Objective: The data below should be printed in full, exactly, and without any of its images.

Data records:
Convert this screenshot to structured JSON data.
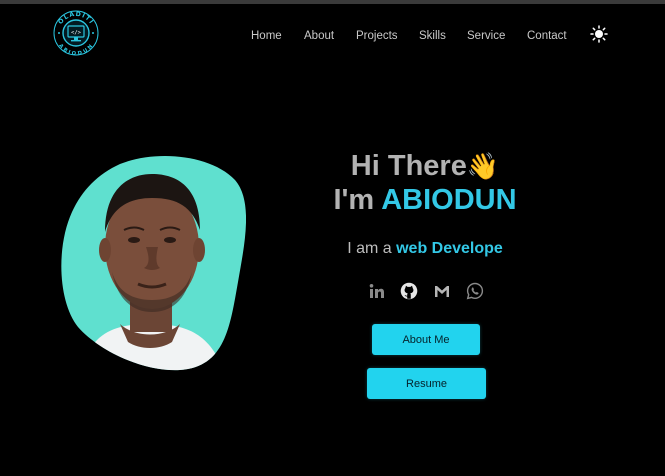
{
  "header": {
    "logo": {
      "top_text": "OLADITI",
      "bottom_text": "ABIODUN",
      "center_glyph": "</>",
      "icon": "code-monitor-logo"
    },
    "nav": [
      "Home",
      "About",
      "Projects",
      "Skills",
      "Service",
      "Contact"
    ],
    "theme_toggle_icon": "sun-icon"
  },
  "hero": {
    "greeting": "Hi There",
    "greeting_emoji": "👋",
    "name_prefix": "I'm ",
    "name": "ABIODUN",
    "role_prefix": "I am a",
    "role_value": "web Develope",
    "social_icons": [
      "linkedin-icon",
      "github-icon",
      "gmail-icon",
      "whatsapp-icon"
    ],
    "buttons": {
      "about": "About Me",
      "resume": "Resume"
    }
  },
  "colors": {
    "background": "#000000",
    "accent": "#33c8e6",
    "button": "#22d3ee",
    "muted_text": "#b3b3b3",
    "avatar_bg": "#5fe0cf"
  }
}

Solution to the exercise:
Convert this screenshot to structured JSON data.
{
  "header": {
    "logo": {
      "top_text": "OLADITI",
      "bottom_text": "ABIODUN",
      "center_glyph": "</>",
      "icon": "code-monitor-logo"
    },
    "nav": [
      "Home",
      "About",
      "Projects",
      "Skills",
      "Service",
      "Contact"
    ],
    "theme_toggle_icon": "sun-icon"
  },
  "hero": {
    "greeting": "Hi There",
    "greeting_emoji": "👋",
    "name_prefix": "I'm ",
    "name": "ABIODUN",
    "role_prefix": "I am a",
    "role_value": "web Develope",
    "social_icons": [
      "linkedin-icon",
      "github-icon",
      "gmail-icon",
      "whatsapp-icon"
    ],
    "buttons": {
      "about": "About Me",
      "resume": "Resume"
    }
  },
  "colors": {
    "background": "#000000",
    "accent": "#33c8e6",
    "button": "#22d3ee",
    "muted_text": "#b3b3b3",
    "avatar_bg": "#5fe0cf"
  }
}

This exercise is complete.